### Request
Can you print the data exactly and leave out each image?
-------------------------
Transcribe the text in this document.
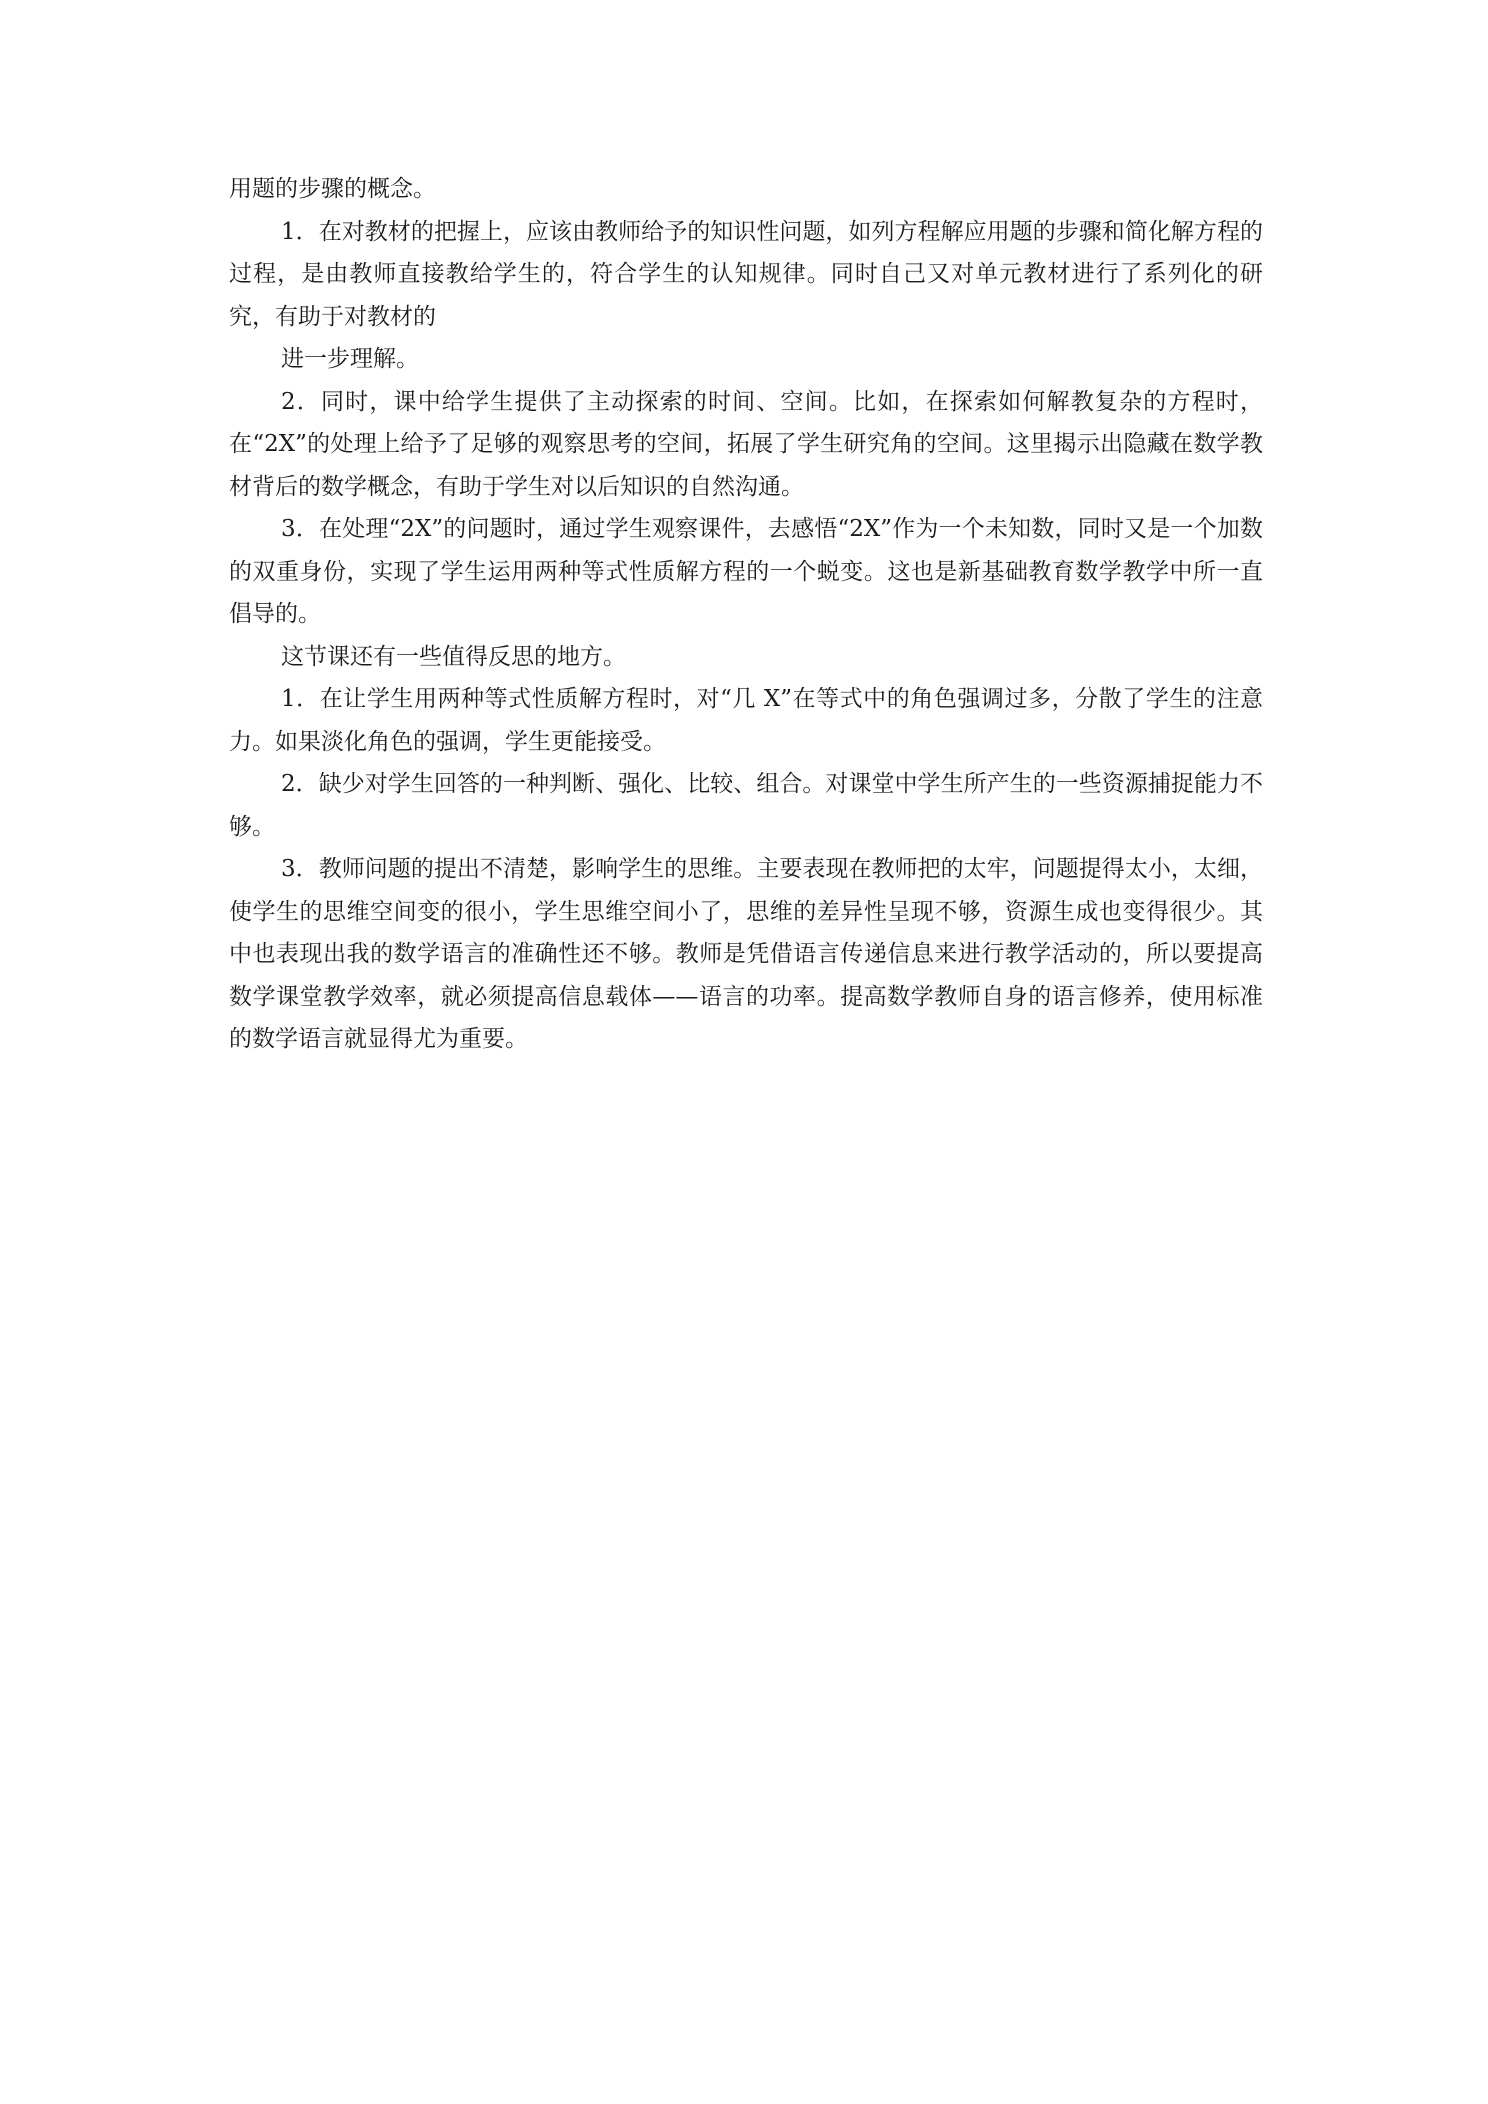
用题的步骤的概念。

1．在对教材的把握上，应该由教师给予的知识性问题，如列方程解应用题的步骤和简化解方程的过程，是由教师直接教给学生的，符合学生的认知规律。同时自己又对单元教材进行了系列化的研究，有助于对教材的

进一步理解。

2．同时，课中给学生提供了主动探索的时间、空间。比如，在探索如何解教复杂的方程时，在“2X”的处理上给予了足够的观察思考的空间，拓展了学生研究角的空间。这里揭示出隐藏在数学教材背后的数学概念，有助于学生对以后知识的自然沟通。

3．在处理“2X”的问题时，通过学生观察课件，去感悟“2X”作为一个未知数，同时又是一个加数的双重身份，实现了学生运用两种等式性质解方程的一个蜕变。这也是新基础教育数学教学中所一直倡导的。

这节课还有一些值得反思的地方。

1．在让学生用两种等式性质解方程时，对“几 X”在等式中的角色强调过多，分散了学生的注意力。如果淡化角色的强调，学生更能接受。

2．缺少对学生回答的一种判断、强化、比较、组合。对课堂中学生所产生的一些资源捕捉能力不够。

3．教师问题的提出不清楚，影响学生的思维。主要表现在教师把的太牢，问题提得太小，太细，使学生的思维空间变的很小，学生思维空间小了，思维的差异性呈现不够，资源生成也变得很少。其中也表现出我的数学语言的准确性还不够。教师是凭借语言传递信息来进行教学活动的，所以要提高数学课堂教学效率，就必须提高信息载体——语言的功率。提高数学教师自身的语言修养，使用标准的数学语言就显得尤为重要。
-------------------------
### Completed exercise
Transcribe the text in this document.
用题的步骤的概念。

1．在对教材的把握上，应该由教师给予的知识性问题，如列方程解应用题的步骤和简化解方程的过程，是由教师直接教给学生的，符合学生的认知规律。同时自己又对单元教材进行了系列化的研究，有助于对教材的

进一步理解。

2．同时，课中给学生提供了主动探索的时间、空间。比如，在探索如何解教复杂的方程时，在“2X”的处理上给予了足够的观察思考的空间，拓展了学生研究角的空间。这里揭示出隐藏在数学教材背后的数学概念，有助于学生对以后知识的自然沟通。

3．在处理“2X”的问题时，通过学生观察课件，去感悟“2X”作为一个未知数，同时又是一个加数的双重身份，实现了学生运用两种等式性质解方程的一个蜕变。这也是新基础教育数学教学中所一直倡导的。

这节课还有一些值得反思的地方。

1．在让学生用两种等式性质解方程时，对“几 X”在等式中的角色强调过多，分散了学生的注意力。如果淡化角色的强调，学生更能接受。

2．缺少对学生回答的一种判断、强化、比较、组合。对课堂中学生所产生的一些资源捕捉能力不够。

3．教师问题的提出不清楚，影响学生的思维。主要表现在教师把的太牢，问题提得太小，太细，使学生的思维空间变的很小，学生思维空间小了，思维的差异性呈现不够，资源生成也变得很少。其中也表现出我的数学语言的准确性还不够。教师是凭借语言传递信息来进行教学活动的，所以要提高数学课堂教学效率，就必须提高信息载体——语言的功率。提高数学教师自身的语言修养，使用标准的数学语言就显得尤为重要。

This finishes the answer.